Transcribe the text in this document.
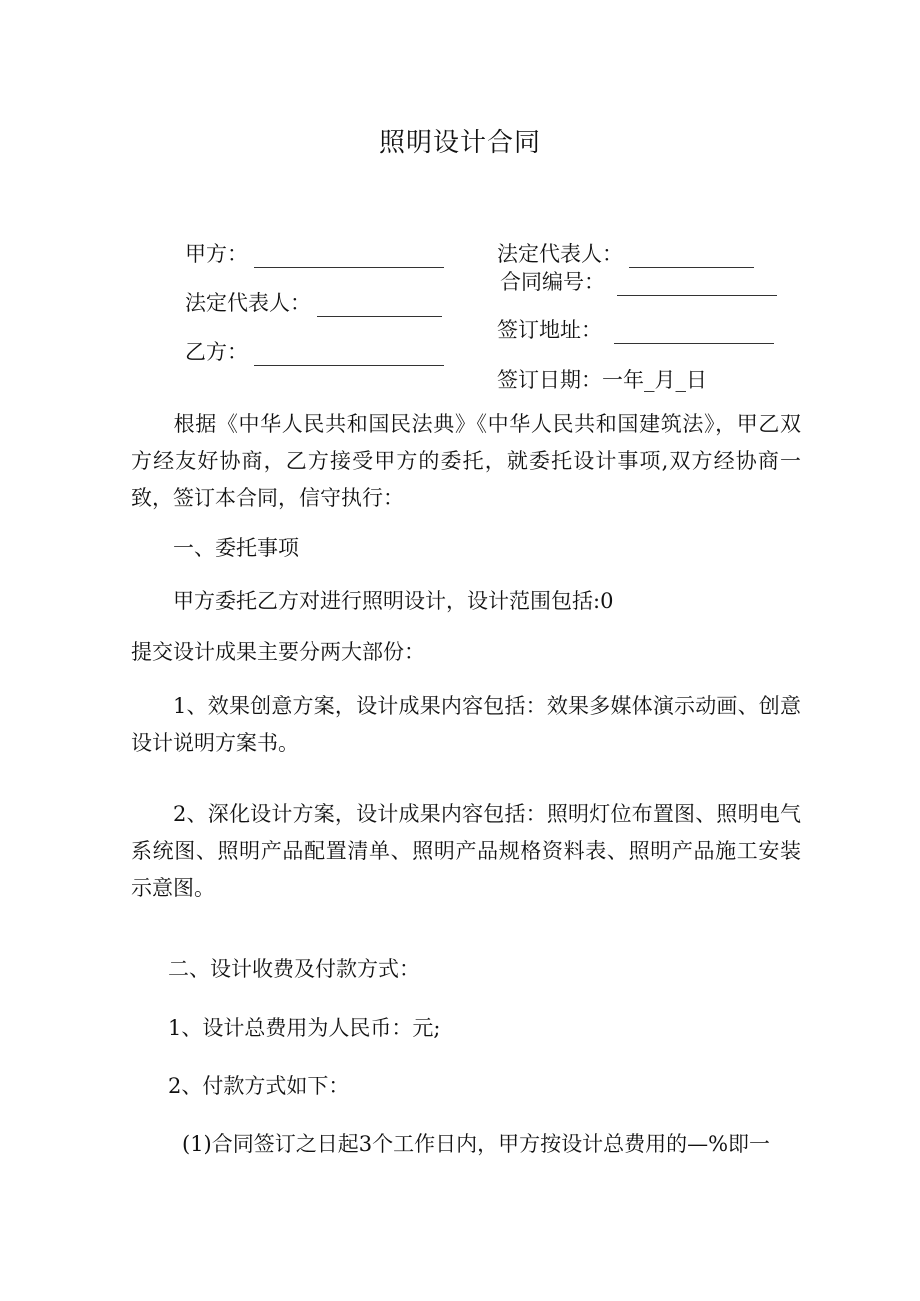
照明设计合同
甲方：
法定代表人：
乙方：
法定代表人：
合同编号：
签订地址：
签订日期：一年_月_日
根据《中华人民共和国民法典》《中华人民共和国建筑法》，甲乙双方经友好协商，乙方接受甲方的委托，就委托设计事项,双方经协商一致，签订本合同，信守执行：
一、委托事项
甲方委托乙方对进行照明设计，设计范围包括:0
提交设计成果主要分两大部份：
1、效果创意方案，设计成果内容包括：效果多媒体演示动画、创意设计说明方案书。
2、深化设计方案，设计成果内容包括：照明灯位布置图、照明电气系统图、照明产品配置清单、照明产品规格资料表、照明产品施工安装示意图。
二、设计收费及付款方式：
1、设计总费用为人民币：元;
2、付款方式如下：
(1)合同签订之日起3个工作日内，甲方按设计总费用的—%即一
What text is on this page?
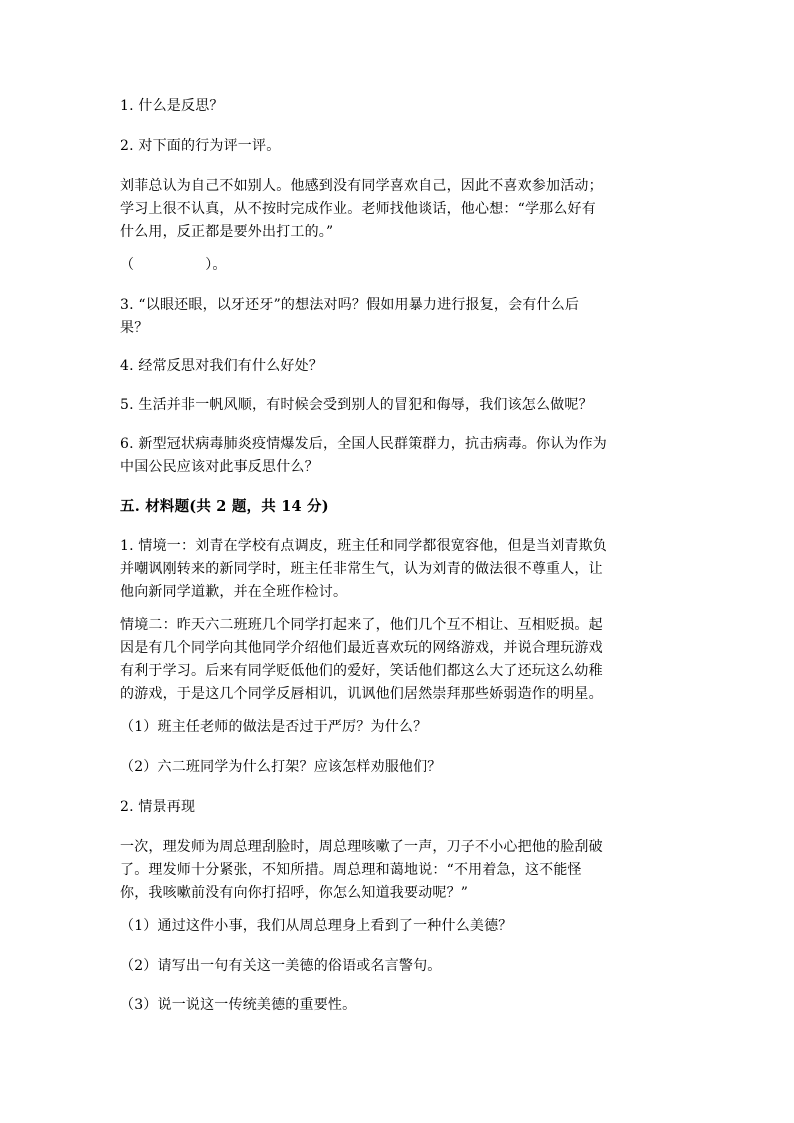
1. 什么是反思？
2. 对下面的行为评一评。
刘菲总认为自己不如别人。他感到没有同学喜欢自己，因此不喜欢参加活动；
学习上很不认真，从不按时完成作业。老师找他谈话，他心想：“学那么好有
什么用，反正都是要外出打工的。”
（　　　　　）。
3. “以眼还眼，以牙还牙”的想法对吗？假如用暴力进行报复，会有什么后
果？
4. 经常反思对我们有什么好处？
5. 生活并非一帆风顺，有时候会受到别人的冒犯和侮辱，我们该怎么做呢？
6. 新型冠状病毒肺炎疫情爆发后，全国人民群策群力，抗击病毒。你认为作为
中国公民应该对此事反思什么？
五. 材料题(共 2 题，共 14 分)
1. 情境一：刘青在学校有点调皮，班主任和同学都很宽容他，但是当刘青欺负
并嘲讽刚转来的新同学时，班主任非常生气，认为刘青的做法很不尊重人，让
他向新同学道歉，并在全班作检讨。
情境二：昨天六二班班几个同学打起来了，他们几个互不相让、互相贬损。起
因是有几个同学向其他同学介绍他们最近喜欢玩的网络游戏，并说合理玩游戏
有利于学习。后来有同学贬低他们的爱好，笑话他们都这么大了还玩这么幼稚
的游戏，于是这几个同学反唇相讥，讥讽他们居然崇拜那些娇弱造作的明星。
（1）班主任老师的做法是否过于严厉？为什么？
（2）六二班同学为什么打架？应该怎样劝服他们？
2. 情景再现
一次，理发师为周总理刮脸时，周总理咳嗽了一声，刀子不小心把他的脸刮破
了。理发师十分紧张，不知所措。周总理和蔼地说：“不用着急，这不能怪
你，我咳嗽前没有向你打招呼，你怎么知道我要动呢？”
（1）通过这件小事，我们从周总理身上看到了一种什么美德？
（2）请写出一句有关这一美德的俗语或名言警句。
（3）说一说这一传统美德的重要性。
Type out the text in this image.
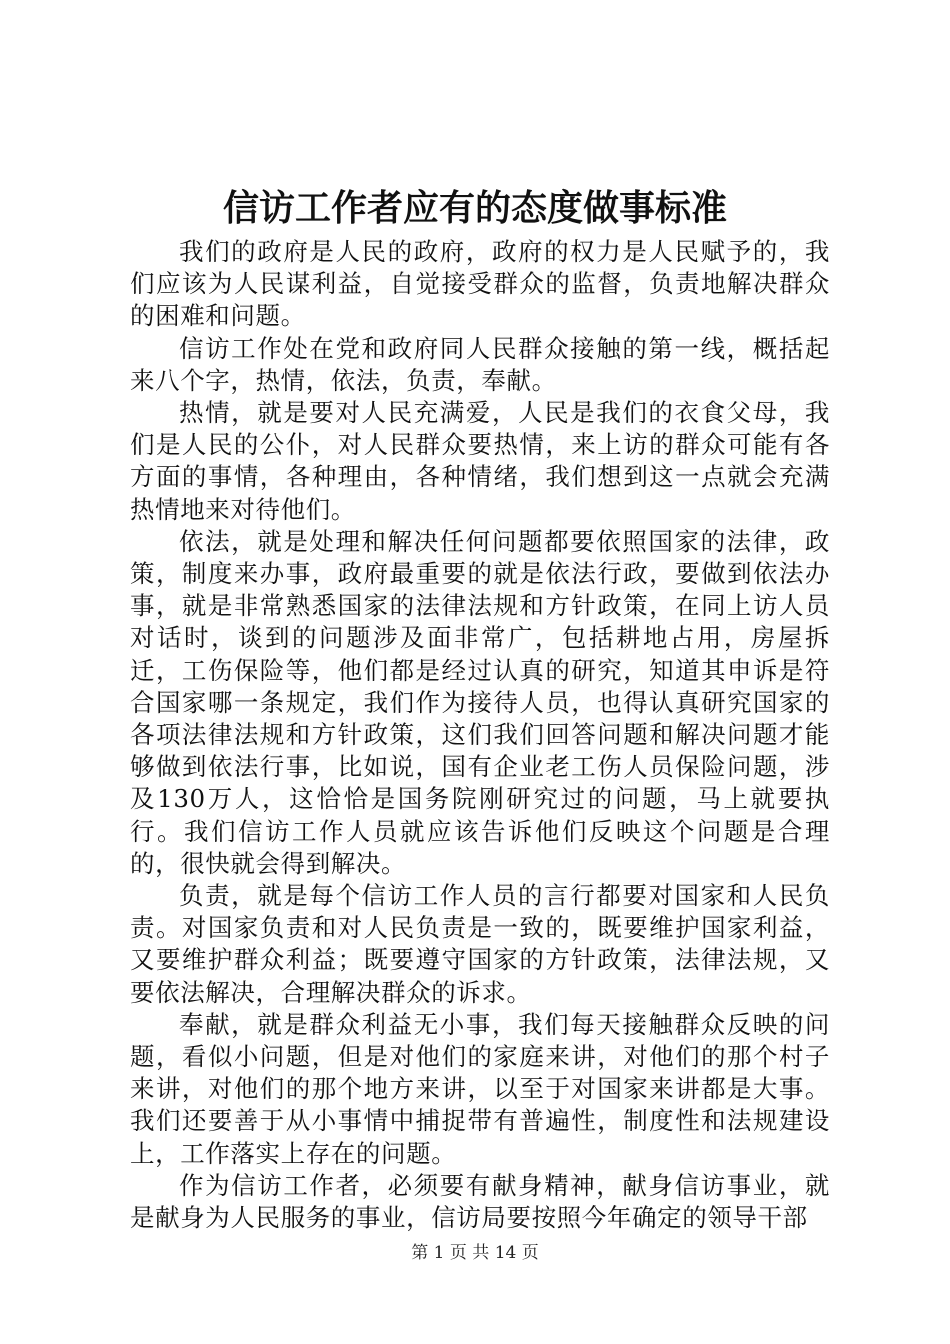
信访工作者应有的态度做事标准

我们的政府是人民的政府，政府的权力是人民赋予的，我们应该为人民谋利益，自觉接受群众的监督，负责地解决群众的困难和问题。

信访工作处在党和政府同人民群众接触的第一线，概括起来八个字，热情，依法，负责，奉献。

热情，就是要对人民充满爱，人民是我们的衣食父母，我们是人民的公仆，对人民群众要热情，来上访的群众可能有各方面的事情，各种理由，各种情绪，我们想到这一点就会充满热情地来对待他们。

依法，就是处理和解决任何问题都要依照国家的法律，政策，制度来办事，政府最重要的就是依法行政，要做到依法办事，就是非常熟悉国家的法律法规和方针政策，在同上访人员对话时，谈到的问题涉及面非常广，包括耕地占用，房屋拆迁，工伤保险等，他们都是经过认真的研究，知道其申诉是符合国家哪一条规定，我们作为接待人员，也得认真研究国家的各项法律法规和方针政策，这们我们回答问题和解决问题才能够做到依法行事，比如说，国有企业老工伤人员保险问题，涉及130万人，这恰恰是国务院刚研究过的问题，马上就要执行。我们信访工作人员就应该告诉他们反映这个问题是合理的，很快就会得到解决。

负责，就是每个信访工作人员的言行都要对国家和人民负责。对国家负责和对人民负责是一致的，既要维护国家利益，又要维护群众利益；既要遵守国家的方针政策，法律法规，又要依法解决，合理解决群众的诉求。

奉献，就是群众利益无小事，我们每天接触群众反映的问题，看似小问题，但是对他们的家庭来讲，对他们的那个村子来讲，对他们的那个地方来讲，以至于对国家来讲都是大事。我们还要善于从小事情中捕捉带有普遍性，制度性和法规建设上，工作落实上存在的问题。

作为信访工作者，必须要有献身精神，献身信访事业，就是献身为人民服务的事业，信访局要按照今年确定的领导干部

第 1 页 共 14 页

**Task to carry out**:
Produce an exact copy of only those lines that run from the line with "Type out the text in this image." to the final line of the records, including both; exclude images.

**Full output**:
Type out the text in this image.
信访工作者应有的态度做事标准

我们的政府是人民的政府，政府的权力是人民赋予的，我们应该为人民谋利益，自觉接受群众的监督，负责地解决群众的困难和问题。

信访工作处在党和政府同人民群众接触的第一线，概括起来八个字，热情，依法，负责，奉献。

热情，就是要对人民充满爱，人民是我们的衣食父母，我们是人民的公仆，对人民群众要热情，来上访的群众可能有各方面的事情，各种理由，各种情绪，我们想到这一点就会充满热情地来对待他们。

依法，就是处理和解决任何问题都要依照国家的法律，政策，制度来办事，政府最重要的就是依法行政，要做到依法办事，就是非常熟悉国家的法律法规和方针政策，在同上访人员对话时，谈到的问题涉及面非常广，包括耕地占用，房屋拆迁，工伤保险等，他们都是经过认真的研究，知道其申诉是符合国家哪一条规定，我们作为接待人员，也得认真研究国家的各项法律法规和方针政策，这们我们回答问题和解决问题才能够做到依法行事，比如说，国有企业老工伤人员保险问题，涉及130万人，这恰恰是国务院刚研究过的问题，马上就要执行。我们信访工作人员就应该告诉他们反映这个问题是合理的，很快就会得到解决。

负责，就是每个信访工作人员的言行都要对国家和人民负责。对国家负责和对人民负责是一致的，既要维护国家利益，又要维护群众利益；既要遵守国家的方针政策，法律法规，又要依法解决，合理解决群众的诉求。

奉献，就是群众利益无小事，我们每天接触群众反映的问题，看似小问题，但是对他们的家庭来讲，对他们的那个村子来讲，对他们的那个地方来讲，以至于对国家来讲都是大事。我们还要善于从小事情中捕捉带有普遍性，制度性和法规建设上，工作落实上存在的问题。

作为信访工作者，必须要有献身精神，献身信访事业，就是献身为人民服务的事业，信访局要按照今年确定的领导干部

第 1 页 共 14 页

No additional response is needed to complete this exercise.